-------- Stored records --------

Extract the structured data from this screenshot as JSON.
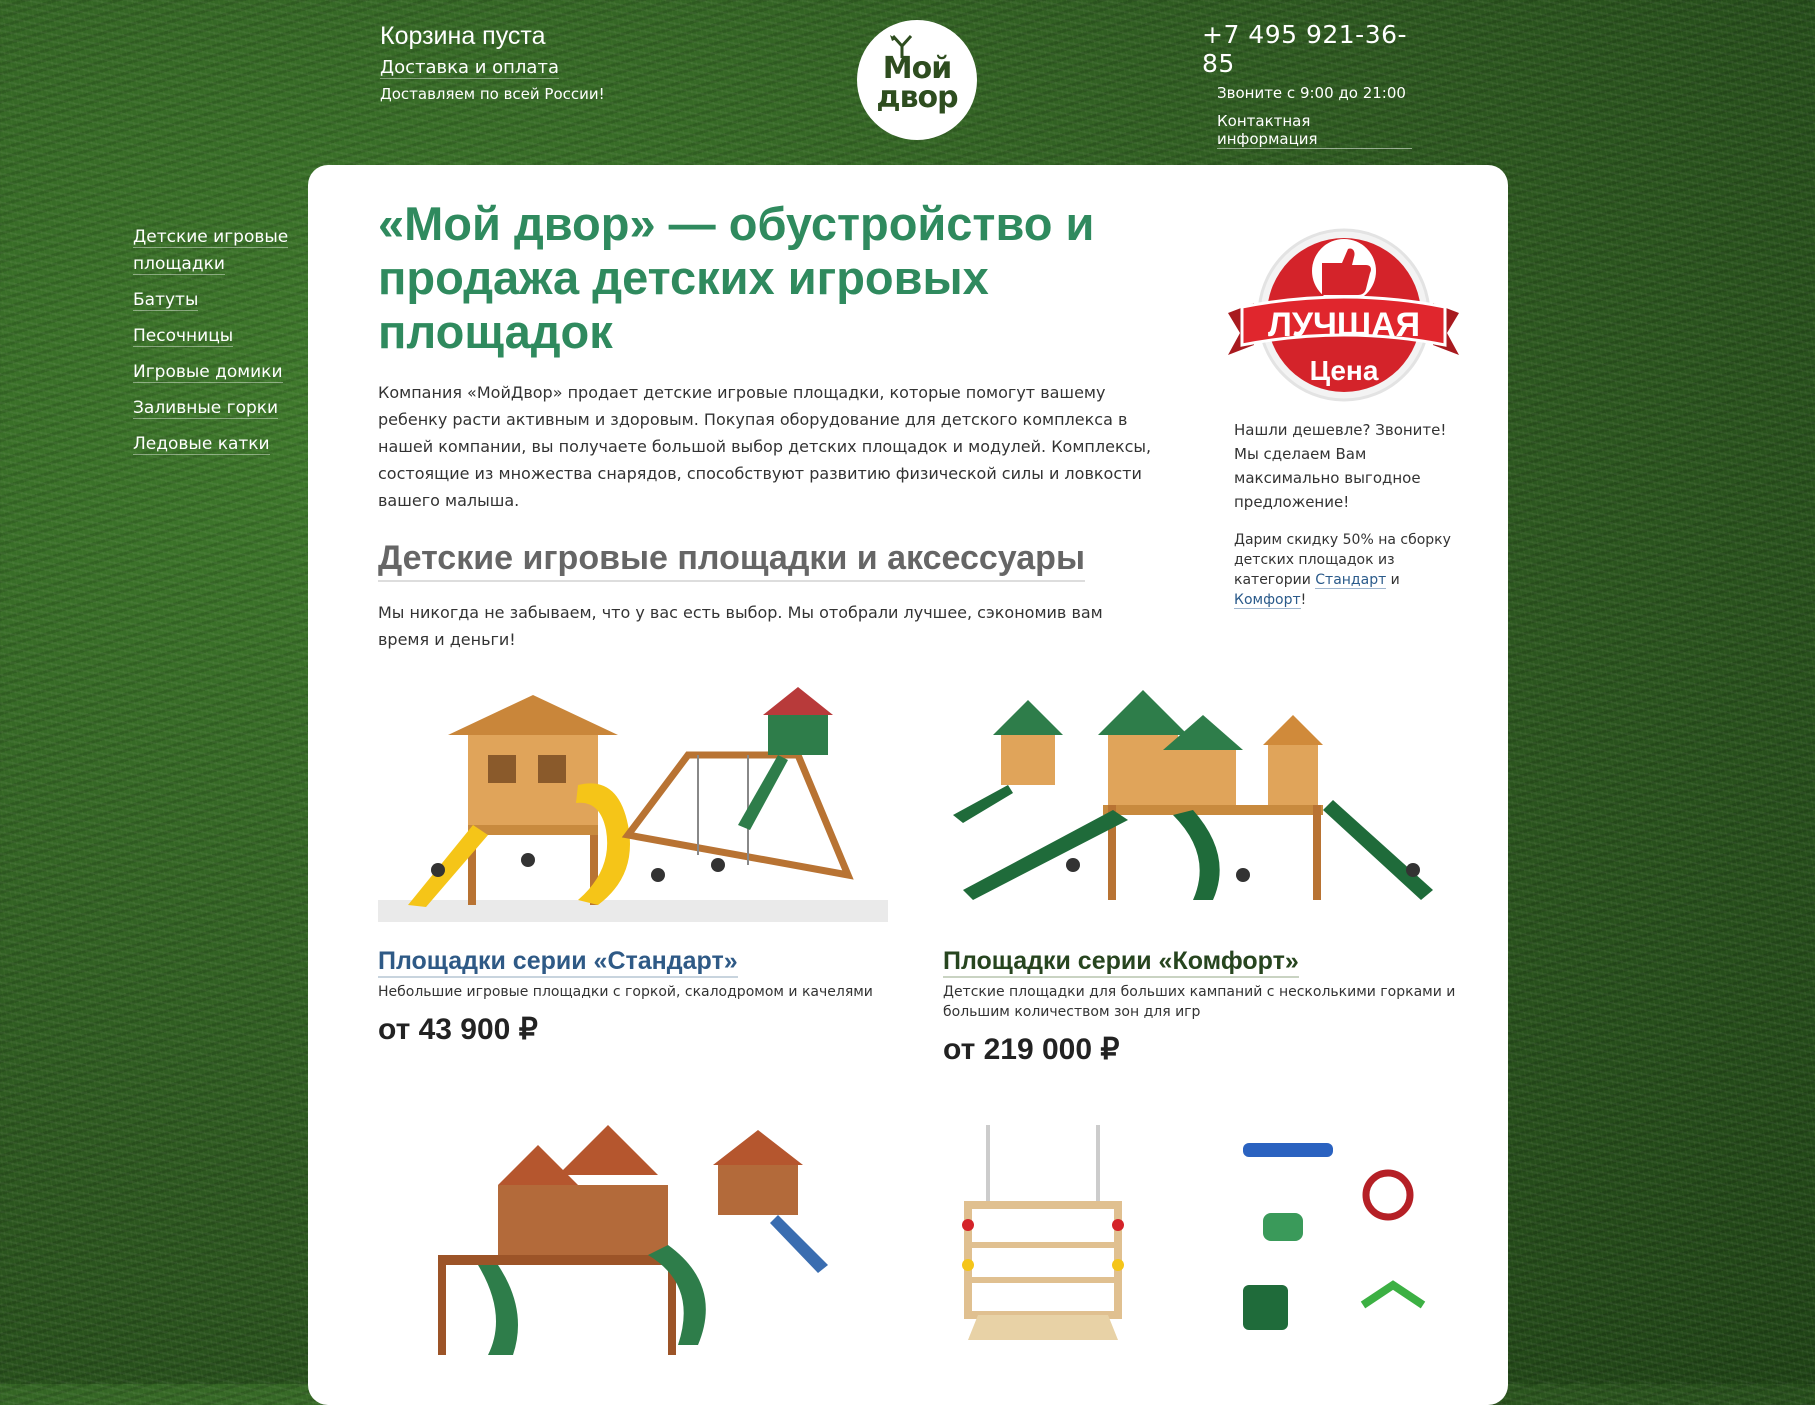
{
  "header": {
    "cart": "Корзина пуста",
    "delivery": "Доставка и оплата",
    "delivery_note": "Доставляем по всей России!",
    "logo_line1": "Мой",
    "logo_line2": "двор",
    "phone": "+7 495 921-36-85",
    "hours": "Звоните с 9:00 до 21:00",
    "contacts": "Контактная информация"
  },
  "sidebar": {
    "items": [
      {
        "label": "Детские игровые площадки"
      },
      {
        "label": "Батуты"
      },
      {
        "label": "Песочницы"
      },
      {
        "label": "Игровые домики"
      },
      {
        "label": "Заливные горки"
      },
      {
        "label": "Ледовые катки"
      }
    ]
  },
  "main": {
    "title": "«Мой двор» — обустройство и продажа детских игровых площадок",
    "intro": "Компания «МойДвор» продает детские игровые площадки, которые помогут вашему ребенку расти активным и здоровым. Покупая оборудование для детского комплекса в нашей компании, вы получаете большой выбор детских площадок и модулей. Комплексы, состоящие из множества снарядов, способствуют развитию физической силы и ловкости вашего малыша.",
    "section_title": "Детские игровые площадки и аксессуары",
    "section_intro": "Мы никогда не забываем, что у вас есть выбор. Мы отобрали лучшее, сэкономив вам время и деньги!"
  },
  "promo": {
    "badge_line1": "ЛУЧШАЯ",
    "badge_line2": "Цена",
    "text1": "Нашли дешевле? Звоните! Мы сделаем Вам максимально выгодное предложение!",
    "text2_pre": "Дарим скидку 50% на сборку детских площадок из категории ",
    "link1": "Стандарт",
    "and": " и ",
    "link2": "Комфорт",
    "end": "!"
  },
  "products": [
    {
      "name": "Площадки серии «Стандарт»",
      "desc": "Небольшие игровые площадки с горкой, скалодромом и качелями",
      "price": "от 43 900 ₽"
    },
    {
      "name": "Площадки серии «Комфорт»",
      "desc": "Детские площадки для больших кампаний с несколькими горками и большим количеством зон для игр",
      "price": "от 219 000 ₽"
    }
  ],
  "colors": {
    "title": "#2f8a5e",
    "link_blue": "#2f5a86",
    "link_green": "#27451f",
    "badge_red": "#d4232a"
  }
}
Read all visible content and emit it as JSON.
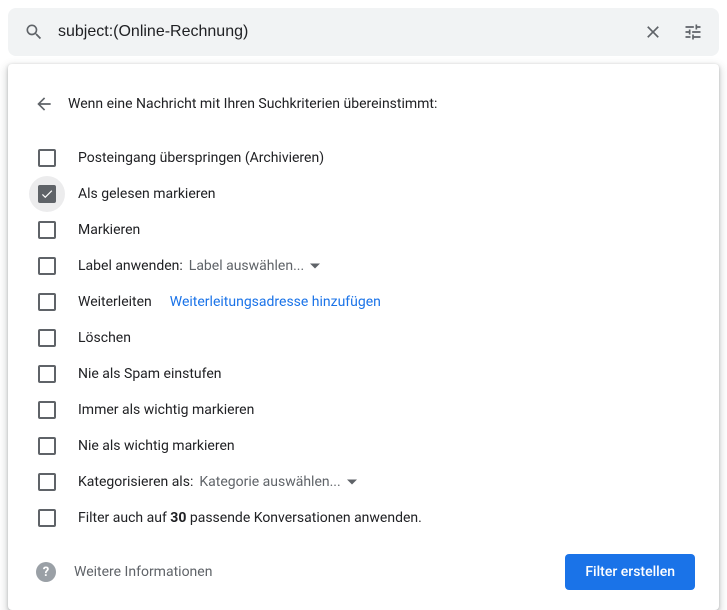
{
  "search": {
    "query": "subject:(Online-Rechnung)"
  },
  "panel": {
    "title": "Wenn eine Nachricht mit Ihren Suchkriterien übereinstimmt:"
  },
  "options": {
    "skip_inbox": {
      "label": "Posteingang überspringen (Archivieren)",
      "checked": false
    },
    "mark_read": {
      "label": "Als gelesen markieren",
      "checked": true
    },
    "star": {
      "label": "Markieren",
      "checked": false
    },
    "apply_label": {
      "label": "Label anwenden:",
      "checked": false,
      "dropdown": "Label auswählen..."
    },
    "forward": {
      "label": "Weiterleiten",
      "checked": false,
      "link": "Weiterleitungsadresse hinzufügen"
    },
    "delete": {
      "label": "Löschen",
      "checked": false
    },
    "never_spam": {
      "label": "Nie als Spam einstufen",
      "checked": false
    },
    "always_important": {
      "label": "Immer als wichtig markieren",
      "checked": false
    },
    "never_important": {
      "label": "Nie als wichtig markieren",
      "checked": false
    },
    "categorize": {
      "label": "Kategorisieren als:",
      "checked": false,
      "dropdown": "Kategorie auswählen..."
    },
    "apply_existing": {
      "prefix": "Filter auch auf ",
      "count": "30",
      "suffix": " passende Konversationen anwenden.",
      "checked": false
    }
  },
  "footer": {
    "more_info": "Weitere Informationen",
    "create_button": "Filter erstellen"
  }
}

--------

Written exercise ▸
Give the entries again word for word, but skip the pictures.

Response to the task ▸
Extract the structured data from this screenshot as JSON.
{
  "header": {
    "cart": "Корзина пуста",
    "delivery": "Доставка и оплата",
    "delivery_note": "Доставляем по всей России!",
    "logo_line1": "Мой",
    "logo_line2": "двор",
    "phone": "+7 495 921-36-85",
    "hours": "Звоните с 9:00 до 21:00",
    "contacts": "Контактная информация"
  },
  "sidebar": {
    "items": [
      {
        "label": "Детские игровые площадки"
      },
      {
        "label": "Батуты"
      },
      {
        "label": "Песочницы"
      },
      {
        "label": "Игровые домики"
      },
      {
        "label": "Заливные горки"
      },
      {
        "label": "Ледовые катки"
      }
    ]
  },
  "main": {
    "title": "«Мой двор» — обустройство и продажа детских игровых площадок",
    "intro": "Компания «МойДвор» продает детские игровые площадки, которые помогут вашему ребенку расти активным и здоровым. Покупая оборудование для детского комплекса в нашей компании, вы получаете большой выбор детских площадок и модулей. Комплексы, состоящие из множества снарядов, способствуют развитию физической силы и ловкости вашего малыша.",
    "section_title": "Детские игровые площадки и аксессуары",
    "section_intro": "Мы никогда не забываем, что у вас есть выбор. Мы отобрали лучшее, сэкономив вам время и деньги!"
  },
  "promo": {
    "badge_line1": "ЛУЧШАЯ",
    "badge_line2": "Цена",
    "text1": "Нашли дешевле? Звоните! Мы сделаем Вам максимально выгодное предложение!",
    "text2_pre": "Дарим скидку 50% на сборку детских площадок из категории ",
    "link1": "Стандарт",
    "and": " и ",
    "link2": "Комфорт",
    "end": "!"
  },
  "products": [
    {
      "name": "Площадки серии «Стандарт»",
      "desc": "Небольшие игровые площадки с горкой, скалодромом и качелями",
      "price": "от 43 900 ₽"
    },
    {
      "name": "Площадки серии «Комфорт»",
      "desc": "Детские площадки для больших кампаний с несколькими горками и большим количеством зон для игр",
      "price": "от 219 000 ₽"
    }
  ],
  "colors": {
    "title": "#2f8a5e",
    "link_blue": "#2f5a86",
    "link_green": "#27451f",
    "badge_red": "#d4232a"
  }
}
Read all visible content and emit it as JSON.
{
  "search": {
    "query": "subject:(Online-Rechnung)"
  },
  "panel": {
    "title": "Wenn eine Nachricht mit Ihren Suchkriterien übereinstimmt:"
  },
  "options": {
    "skip_inbox": {
      "label": "Posteingang überspringen (Archivieren)",
      "checked": false
    },
    "mark_read": {
      "label": "Als gelesen markieren",
      "checked": true
    },
    "star": {
      "label": "Markieren",
      "checked": false
    },
    "apply_label": {
      "label": "Label anwenden:",
      "checked": false,
      "dropdown": "Label auswählen..."
    },
    "forward": {
      "label": "Weiterleiten",
      "checked": false,
      "link": "Weiterleitungsadresse hinzufügen"
    },
    "delete": {
      "label": "Löschen",
      "checked": false
    },
    "never_spam": {
      "label": "Nie als Spam einstufen",
      "checked": false
    },
    "always_important": {
      "label": "Immer als wichtig markieren",
      "checked": false
    },
    "never_important": {
      "label": "Nie als wichtig markieren",
      "checked": false
    },
    "categorize": {
      "label": "Kategorisieren als:",
      "checked": false,
      "dropdown": "Kategorie auswählen..."
    },
    "apply_existing": {
      "prefix": "Filter auch auf ",
      "count": "30",
      "suffix": " passende Konversationen anwenden.",
      "checked": false
    }
  },
  "footer": {
    "more_info": "Weitere Informationen",
    "create_button": "Filter erstellen"
  }
}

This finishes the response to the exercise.